*Data supplied*
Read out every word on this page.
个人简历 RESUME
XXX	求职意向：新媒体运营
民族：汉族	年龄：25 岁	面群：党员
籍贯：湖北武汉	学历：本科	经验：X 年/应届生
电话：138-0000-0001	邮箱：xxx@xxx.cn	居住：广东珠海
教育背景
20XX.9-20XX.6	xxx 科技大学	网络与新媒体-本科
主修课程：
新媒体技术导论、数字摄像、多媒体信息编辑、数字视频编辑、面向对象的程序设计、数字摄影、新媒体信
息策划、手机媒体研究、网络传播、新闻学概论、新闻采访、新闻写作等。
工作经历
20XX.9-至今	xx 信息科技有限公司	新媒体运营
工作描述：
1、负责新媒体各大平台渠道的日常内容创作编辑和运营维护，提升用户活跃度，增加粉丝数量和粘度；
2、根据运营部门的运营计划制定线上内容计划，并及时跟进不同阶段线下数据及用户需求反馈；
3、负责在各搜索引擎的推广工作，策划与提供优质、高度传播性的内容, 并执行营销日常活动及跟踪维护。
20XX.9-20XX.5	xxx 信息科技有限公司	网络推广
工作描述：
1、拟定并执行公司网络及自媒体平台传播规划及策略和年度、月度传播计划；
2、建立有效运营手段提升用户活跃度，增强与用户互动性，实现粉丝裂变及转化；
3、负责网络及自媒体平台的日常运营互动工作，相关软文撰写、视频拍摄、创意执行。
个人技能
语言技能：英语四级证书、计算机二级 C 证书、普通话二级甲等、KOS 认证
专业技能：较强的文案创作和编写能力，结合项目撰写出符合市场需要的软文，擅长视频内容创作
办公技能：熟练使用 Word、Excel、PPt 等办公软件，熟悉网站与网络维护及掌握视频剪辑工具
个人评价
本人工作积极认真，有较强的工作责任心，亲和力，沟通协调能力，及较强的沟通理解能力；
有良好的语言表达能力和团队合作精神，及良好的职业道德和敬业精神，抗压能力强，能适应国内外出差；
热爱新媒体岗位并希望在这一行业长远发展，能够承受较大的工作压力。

*Written request*
Identify and copy the lines holding the word "新媒体运营".

*Answer to this problem*
XXX	求职意向：新媒体运营
20XX.9-至今	xx 信息科技有限公司	新媒体运营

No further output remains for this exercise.